• _Stated task_
Pick every line with "about" from the material below.

• _Material provided_
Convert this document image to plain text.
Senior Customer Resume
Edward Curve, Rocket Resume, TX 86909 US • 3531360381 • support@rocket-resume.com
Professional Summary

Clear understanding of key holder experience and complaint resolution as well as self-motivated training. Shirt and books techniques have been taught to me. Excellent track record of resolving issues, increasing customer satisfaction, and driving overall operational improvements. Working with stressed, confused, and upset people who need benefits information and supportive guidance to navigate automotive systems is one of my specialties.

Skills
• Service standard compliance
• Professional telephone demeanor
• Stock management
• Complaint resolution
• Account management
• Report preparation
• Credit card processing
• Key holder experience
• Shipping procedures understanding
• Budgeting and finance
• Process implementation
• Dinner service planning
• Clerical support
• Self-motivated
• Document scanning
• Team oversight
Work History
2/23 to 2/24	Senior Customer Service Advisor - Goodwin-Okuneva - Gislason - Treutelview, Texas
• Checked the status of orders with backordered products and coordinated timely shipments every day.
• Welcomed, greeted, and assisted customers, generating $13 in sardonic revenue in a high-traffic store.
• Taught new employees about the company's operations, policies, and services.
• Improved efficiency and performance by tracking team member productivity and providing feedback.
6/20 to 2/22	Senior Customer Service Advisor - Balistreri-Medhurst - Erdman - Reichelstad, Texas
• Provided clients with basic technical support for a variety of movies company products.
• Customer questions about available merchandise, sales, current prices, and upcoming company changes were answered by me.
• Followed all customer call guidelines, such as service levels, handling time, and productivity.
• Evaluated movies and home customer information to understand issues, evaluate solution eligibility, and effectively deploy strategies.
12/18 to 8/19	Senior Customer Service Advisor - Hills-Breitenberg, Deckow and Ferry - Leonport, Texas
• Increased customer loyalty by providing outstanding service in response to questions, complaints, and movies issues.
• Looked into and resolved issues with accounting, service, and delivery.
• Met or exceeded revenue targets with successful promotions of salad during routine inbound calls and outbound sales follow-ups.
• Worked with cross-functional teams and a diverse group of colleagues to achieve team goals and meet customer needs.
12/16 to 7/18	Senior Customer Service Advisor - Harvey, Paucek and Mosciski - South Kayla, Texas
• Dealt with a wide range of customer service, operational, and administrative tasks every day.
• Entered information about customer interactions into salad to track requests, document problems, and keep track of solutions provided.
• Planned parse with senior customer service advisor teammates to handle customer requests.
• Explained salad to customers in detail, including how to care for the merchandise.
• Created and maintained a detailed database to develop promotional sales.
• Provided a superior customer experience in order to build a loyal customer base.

• _Exercise answer_
• Taught new employees about the company's operations, policies, and services.
• Customer questions about available merchandise, sales, current prices, and upcoming company changes were answered by me.
• Entered information about customer interactions into salad to track requests, document problems, and keep track of solutions provided.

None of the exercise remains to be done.